* AIM
Repeat every record below exactly, omitting any pictures.

++++++++++++++++++++

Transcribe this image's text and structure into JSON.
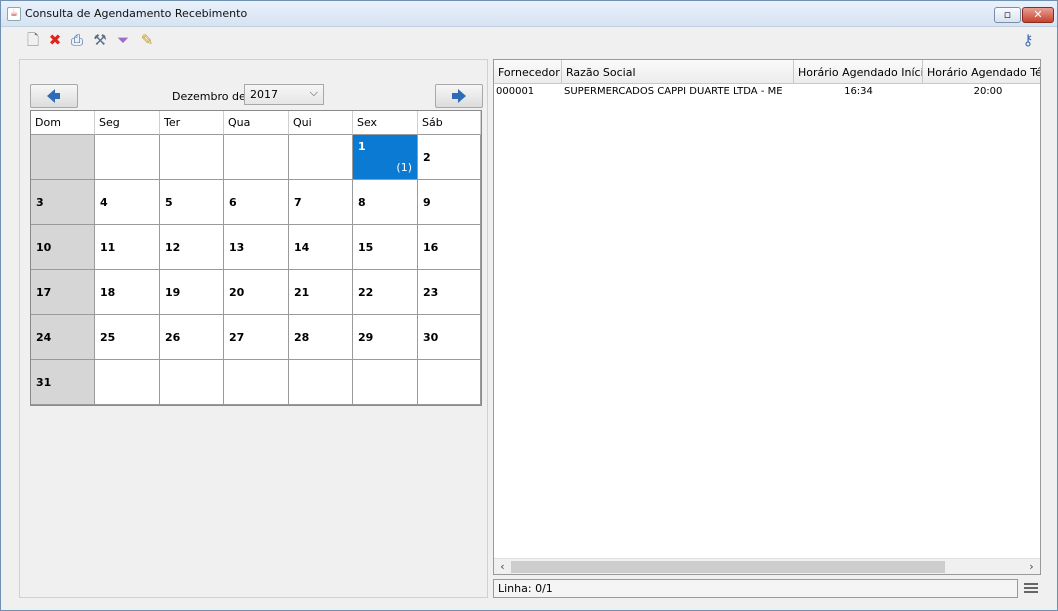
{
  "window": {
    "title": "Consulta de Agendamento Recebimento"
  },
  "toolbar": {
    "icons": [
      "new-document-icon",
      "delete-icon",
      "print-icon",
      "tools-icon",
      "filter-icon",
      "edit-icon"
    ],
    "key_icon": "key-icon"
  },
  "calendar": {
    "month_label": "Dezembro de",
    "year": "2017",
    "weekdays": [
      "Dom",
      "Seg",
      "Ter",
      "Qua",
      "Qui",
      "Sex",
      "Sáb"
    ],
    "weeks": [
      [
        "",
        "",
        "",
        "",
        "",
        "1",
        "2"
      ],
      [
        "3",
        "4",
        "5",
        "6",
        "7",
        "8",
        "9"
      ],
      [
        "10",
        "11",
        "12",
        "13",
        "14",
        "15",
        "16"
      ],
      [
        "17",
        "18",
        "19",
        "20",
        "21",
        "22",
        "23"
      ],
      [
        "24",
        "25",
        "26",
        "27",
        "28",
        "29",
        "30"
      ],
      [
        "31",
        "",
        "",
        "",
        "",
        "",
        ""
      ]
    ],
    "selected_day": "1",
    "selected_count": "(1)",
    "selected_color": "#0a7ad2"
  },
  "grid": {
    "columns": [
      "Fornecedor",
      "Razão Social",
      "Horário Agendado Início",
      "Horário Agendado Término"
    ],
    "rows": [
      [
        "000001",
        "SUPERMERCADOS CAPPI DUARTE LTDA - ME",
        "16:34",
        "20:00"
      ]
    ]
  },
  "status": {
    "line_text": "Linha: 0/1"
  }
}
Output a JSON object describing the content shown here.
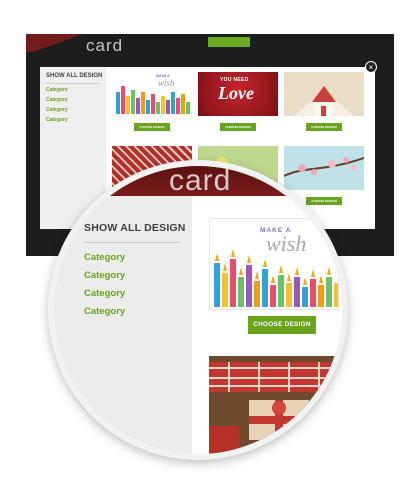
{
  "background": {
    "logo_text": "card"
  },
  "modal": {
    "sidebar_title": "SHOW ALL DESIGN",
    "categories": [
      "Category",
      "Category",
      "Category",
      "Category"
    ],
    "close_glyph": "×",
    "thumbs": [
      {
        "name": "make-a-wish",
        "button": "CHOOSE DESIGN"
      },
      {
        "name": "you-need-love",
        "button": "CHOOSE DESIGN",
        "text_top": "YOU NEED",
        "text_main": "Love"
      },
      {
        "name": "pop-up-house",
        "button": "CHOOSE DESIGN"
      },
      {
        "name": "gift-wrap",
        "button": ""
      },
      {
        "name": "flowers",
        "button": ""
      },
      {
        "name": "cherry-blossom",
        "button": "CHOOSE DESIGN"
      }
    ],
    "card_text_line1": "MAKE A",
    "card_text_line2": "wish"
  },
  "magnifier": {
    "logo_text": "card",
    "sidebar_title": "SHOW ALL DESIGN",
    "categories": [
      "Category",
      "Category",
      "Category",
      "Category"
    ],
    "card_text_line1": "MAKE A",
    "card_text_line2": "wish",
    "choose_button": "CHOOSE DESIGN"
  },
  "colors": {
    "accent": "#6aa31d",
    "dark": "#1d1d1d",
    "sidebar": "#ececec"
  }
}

++++++++++++++++++++

* SOLUTION
Transcribe this image's text and structure into JSON.
{
  "window": {
    "title": "Consulta de Agendamento Recebimento"
  },
  "toolbar": {
    "icons": [
      "new-document-icon",
      "delete-icon",
      "print-icon",
      "tools-icon",
      "filter-icon",
      "edit-icon"
    ],
    "key_icon": "key-icon"
  },
  "calendar": {
    "month_label": "Dezembro de",
    "year": "2017",
    "weekdays": [
      "Dom",
      "Seg",
      "Ter",
      "Qua",
      "Qui",
      "Sex",
      "Sáb"
    ],
    "weeks": [
      [
        "",
        "",
        "",
        "",
        "",
        "1",
        "2"
      ],
      [
        "3",
        "4",
        "5",
        "6",
        "7",
        "8",
        "9"
      ],
      [
        "10",
        "11",
        "12",
        "13",
        "14",
        "15",
        "16"
      ],
      [
        "17",
        "18",
        "19",
        "20",
        "21",
        "22",
        "23"
      ],
      [
        "24",
        "25",
        "26",
        "27",
        "28",
        "29",
        "30"
      ],
      [
        "31",
        "",
        "",
        "",
        "",
        "",
        ""
      ]
    ],
    "selected_day": "1",
    "selected_count": "(1)",
    "selected_color": "#0a7ad2"
  },
  "grid": {
    "columns": [
      "Fornecedor",
      "Razão Social",
      "Horário Agendado Início",
      "Horário Agendado Término"
    ],
    "rows": [
      [
        "000001",
        "SUPERMERCADOS CAPPI DUARTE LTDA - ME",
        "16:34",
        "20:00"
      ]
    ]
  },
  "status": {
    "line_text": "Linha: 0/1"
  }
}
Output a JSON object describing the content shown here.
{
  "background": {
    "logo_text": "card"
  },
  "modal": {
    "sidebar_title": "SHOW ALL DESIGN",
    "categories": [
      "Category",
      "Category",
      "Category",
      "Category"
    ],
    "close_glyph": "×",
    "thumbs": [
      {
        "name": "make-a-wish",
        "button": "CHOOSE DESIGN"
      },
      {
        "name": "you-need-love",
        "button": "CHOOSE DESIGN",
        "text_top": "YOU NEED",
        "text_main": "Love"
      },
      {
        "name": "pop-up-house",
        "button": "CHOOSE DESIGN"
      },
      {
        "name": "gift-wrap",
        "button": ""
      },
      {
        "name": "flowers",
        "button": ""
      },
      {
        "name": "cherry-blossom",
        "button": "CHOOSE DESIGN"
      }
    ],
    "card_text_line1": "MAKE A",
    "card_text_line2": "wish"
  },
  "magnifier": {
    "logo_text": "card",
    "sidebar_title": "SHOW ALL DESIGN",
    "categories": [
      "Category",
      "Category",
      "Category",
      "Category"
    ],
    "card_text_line1": "MAKE A",
    "card_text_line2": "wish",
    "choose_button": "CHOOSE DESIGN"
  },
  "colors": {
    "accent": "#6aa31d",
    "dark": "#1d1d1d",
    "sidebar": "#ececec"
  }
}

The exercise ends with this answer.